__Record extracts__
>>
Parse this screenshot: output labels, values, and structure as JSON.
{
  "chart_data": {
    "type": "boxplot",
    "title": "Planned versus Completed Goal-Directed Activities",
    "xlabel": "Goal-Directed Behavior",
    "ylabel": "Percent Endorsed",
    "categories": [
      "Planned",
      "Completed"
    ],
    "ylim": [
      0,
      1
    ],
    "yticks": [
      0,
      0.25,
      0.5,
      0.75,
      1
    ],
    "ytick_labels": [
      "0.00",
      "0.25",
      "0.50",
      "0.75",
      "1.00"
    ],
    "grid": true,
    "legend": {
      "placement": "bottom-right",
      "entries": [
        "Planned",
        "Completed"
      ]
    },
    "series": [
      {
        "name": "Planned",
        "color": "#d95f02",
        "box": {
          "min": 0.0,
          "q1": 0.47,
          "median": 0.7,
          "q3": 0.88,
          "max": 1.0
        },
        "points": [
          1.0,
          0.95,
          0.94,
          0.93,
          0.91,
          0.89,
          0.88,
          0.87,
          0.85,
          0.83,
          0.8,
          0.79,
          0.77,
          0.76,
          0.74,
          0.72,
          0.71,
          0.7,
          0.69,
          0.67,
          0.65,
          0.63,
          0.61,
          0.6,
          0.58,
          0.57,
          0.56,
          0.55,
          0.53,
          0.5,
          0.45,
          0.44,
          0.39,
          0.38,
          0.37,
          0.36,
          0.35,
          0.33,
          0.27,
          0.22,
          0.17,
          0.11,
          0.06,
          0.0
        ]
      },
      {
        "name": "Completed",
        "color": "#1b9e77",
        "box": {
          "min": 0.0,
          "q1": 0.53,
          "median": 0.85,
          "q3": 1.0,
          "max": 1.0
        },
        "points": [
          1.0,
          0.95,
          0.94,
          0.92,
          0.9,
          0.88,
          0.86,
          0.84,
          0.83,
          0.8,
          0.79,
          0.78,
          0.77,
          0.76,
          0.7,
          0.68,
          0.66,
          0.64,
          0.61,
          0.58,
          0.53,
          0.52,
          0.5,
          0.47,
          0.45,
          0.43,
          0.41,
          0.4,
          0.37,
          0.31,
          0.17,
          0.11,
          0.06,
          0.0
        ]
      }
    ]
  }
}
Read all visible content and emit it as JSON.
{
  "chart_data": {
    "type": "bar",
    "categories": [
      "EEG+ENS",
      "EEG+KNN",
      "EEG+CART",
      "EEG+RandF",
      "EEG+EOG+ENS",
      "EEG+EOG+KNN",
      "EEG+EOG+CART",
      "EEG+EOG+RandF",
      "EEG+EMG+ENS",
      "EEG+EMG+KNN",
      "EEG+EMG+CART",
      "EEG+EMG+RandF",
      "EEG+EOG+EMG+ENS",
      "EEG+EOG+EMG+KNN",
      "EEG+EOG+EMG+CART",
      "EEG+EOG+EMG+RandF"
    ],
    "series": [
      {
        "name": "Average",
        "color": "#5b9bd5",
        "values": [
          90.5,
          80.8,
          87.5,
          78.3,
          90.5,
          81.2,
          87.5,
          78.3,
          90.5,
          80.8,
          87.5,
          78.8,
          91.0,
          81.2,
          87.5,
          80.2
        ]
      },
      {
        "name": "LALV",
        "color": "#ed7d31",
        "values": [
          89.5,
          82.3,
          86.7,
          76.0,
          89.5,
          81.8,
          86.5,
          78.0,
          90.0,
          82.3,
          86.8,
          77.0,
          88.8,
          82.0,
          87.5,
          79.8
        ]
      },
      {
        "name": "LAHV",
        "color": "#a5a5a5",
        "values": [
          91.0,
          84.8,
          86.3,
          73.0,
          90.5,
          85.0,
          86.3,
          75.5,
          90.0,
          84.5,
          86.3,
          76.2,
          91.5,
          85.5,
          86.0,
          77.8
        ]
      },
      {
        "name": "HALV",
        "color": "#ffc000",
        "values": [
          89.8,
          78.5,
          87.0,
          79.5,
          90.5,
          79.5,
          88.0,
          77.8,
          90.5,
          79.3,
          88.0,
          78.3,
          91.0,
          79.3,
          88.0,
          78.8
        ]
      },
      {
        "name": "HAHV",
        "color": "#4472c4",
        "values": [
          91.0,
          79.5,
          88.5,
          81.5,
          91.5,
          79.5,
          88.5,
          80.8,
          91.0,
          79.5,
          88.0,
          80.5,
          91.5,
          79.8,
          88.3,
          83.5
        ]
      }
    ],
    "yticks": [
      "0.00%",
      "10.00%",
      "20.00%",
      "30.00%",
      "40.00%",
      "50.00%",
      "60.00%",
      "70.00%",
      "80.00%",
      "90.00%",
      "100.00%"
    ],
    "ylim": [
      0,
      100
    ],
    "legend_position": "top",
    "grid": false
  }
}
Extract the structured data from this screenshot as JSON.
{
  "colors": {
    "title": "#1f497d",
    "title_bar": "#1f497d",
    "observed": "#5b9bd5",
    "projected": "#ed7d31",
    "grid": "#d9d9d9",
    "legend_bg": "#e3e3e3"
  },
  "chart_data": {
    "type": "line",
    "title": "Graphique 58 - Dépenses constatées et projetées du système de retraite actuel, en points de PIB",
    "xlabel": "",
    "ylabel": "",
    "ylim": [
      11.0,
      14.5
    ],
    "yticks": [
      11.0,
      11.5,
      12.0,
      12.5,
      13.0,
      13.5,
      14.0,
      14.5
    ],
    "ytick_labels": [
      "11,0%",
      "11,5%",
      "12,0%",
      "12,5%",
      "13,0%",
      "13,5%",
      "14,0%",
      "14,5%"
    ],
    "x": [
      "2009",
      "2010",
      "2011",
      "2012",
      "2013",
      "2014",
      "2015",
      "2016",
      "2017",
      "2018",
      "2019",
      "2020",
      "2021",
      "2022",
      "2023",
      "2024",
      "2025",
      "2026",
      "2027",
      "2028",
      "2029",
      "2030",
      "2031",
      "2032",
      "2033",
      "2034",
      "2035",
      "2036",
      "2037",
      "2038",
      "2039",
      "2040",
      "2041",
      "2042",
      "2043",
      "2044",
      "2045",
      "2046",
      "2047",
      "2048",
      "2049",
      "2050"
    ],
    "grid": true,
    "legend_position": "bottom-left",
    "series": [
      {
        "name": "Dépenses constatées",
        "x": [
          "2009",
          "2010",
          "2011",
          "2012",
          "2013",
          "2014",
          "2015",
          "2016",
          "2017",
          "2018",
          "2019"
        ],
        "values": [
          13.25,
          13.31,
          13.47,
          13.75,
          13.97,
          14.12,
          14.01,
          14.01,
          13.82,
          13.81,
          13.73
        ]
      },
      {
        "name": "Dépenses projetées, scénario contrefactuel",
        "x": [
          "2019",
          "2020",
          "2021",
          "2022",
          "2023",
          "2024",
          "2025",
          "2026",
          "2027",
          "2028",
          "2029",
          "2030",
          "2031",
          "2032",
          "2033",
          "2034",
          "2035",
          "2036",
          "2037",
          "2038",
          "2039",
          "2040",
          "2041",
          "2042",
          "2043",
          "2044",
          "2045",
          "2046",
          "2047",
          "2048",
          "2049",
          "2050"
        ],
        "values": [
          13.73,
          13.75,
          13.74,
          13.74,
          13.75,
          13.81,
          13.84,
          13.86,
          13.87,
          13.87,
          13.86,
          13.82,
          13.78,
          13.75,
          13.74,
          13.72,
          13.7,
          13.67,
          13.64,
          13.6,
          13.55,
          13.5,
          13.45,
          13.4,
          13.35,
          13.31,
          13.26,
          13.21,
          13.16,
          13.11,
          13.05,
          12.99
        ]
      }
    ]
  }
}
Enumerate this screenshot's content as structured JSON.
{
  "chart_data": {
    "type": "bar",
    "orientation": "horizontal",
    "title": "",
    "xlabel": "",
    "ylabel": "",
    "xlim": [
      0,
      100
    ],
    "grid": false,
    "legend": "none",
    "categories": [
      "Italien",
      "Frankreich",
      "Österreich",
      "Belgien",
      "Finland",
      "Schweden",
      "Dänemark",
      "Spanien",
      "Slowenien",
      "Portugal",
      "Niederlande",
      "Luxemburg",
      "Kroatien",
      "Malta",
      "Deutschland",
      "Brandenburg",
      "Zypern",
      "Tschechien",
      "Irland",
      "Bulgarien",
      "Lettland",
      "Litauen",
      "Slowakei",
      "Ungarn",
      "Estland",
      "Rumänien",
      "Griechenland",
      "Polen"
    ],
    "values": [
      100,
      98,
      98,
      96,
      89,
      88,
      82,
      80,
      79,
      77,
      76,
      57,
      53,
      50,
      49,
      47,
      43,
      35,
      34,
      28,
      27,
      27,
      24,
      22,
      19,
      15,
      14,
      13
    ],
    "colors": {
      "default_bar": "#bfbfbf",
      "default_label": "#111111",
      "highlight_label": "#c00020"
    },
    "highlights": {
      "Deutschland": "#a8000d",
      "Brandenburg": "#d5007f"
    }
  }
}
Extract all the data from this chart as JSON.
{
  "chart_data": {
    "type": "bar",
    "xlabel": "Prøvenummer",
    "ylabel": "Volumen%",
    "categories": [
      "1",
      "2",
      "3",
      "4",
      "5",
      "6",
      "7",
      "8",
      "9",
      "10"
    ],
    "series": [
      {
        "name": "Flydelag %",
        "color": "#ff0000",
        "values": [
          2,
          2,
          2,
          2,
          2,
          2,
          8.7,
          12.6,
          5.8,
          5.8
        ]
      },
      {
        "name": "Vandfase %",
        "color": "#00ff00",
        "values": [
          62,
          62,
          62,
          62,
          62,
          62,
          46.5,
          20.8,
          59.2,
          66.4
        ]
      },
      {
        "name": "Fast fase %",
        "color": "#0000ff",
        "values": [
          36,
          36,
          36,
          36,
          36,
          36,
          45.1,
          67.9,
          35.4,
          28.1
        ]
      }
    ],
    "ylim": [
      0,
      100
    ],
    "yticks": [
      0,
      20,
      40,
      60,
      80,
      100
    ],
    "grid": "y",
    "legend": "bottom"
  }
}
<<
__Task instructions__
Find each line holding the word "Directed" and copy it.

__Complete answer__
    "title": "Planned versus Completed Goal-Directed Activities",
    "xlabel": "Goal-Directed Behavior",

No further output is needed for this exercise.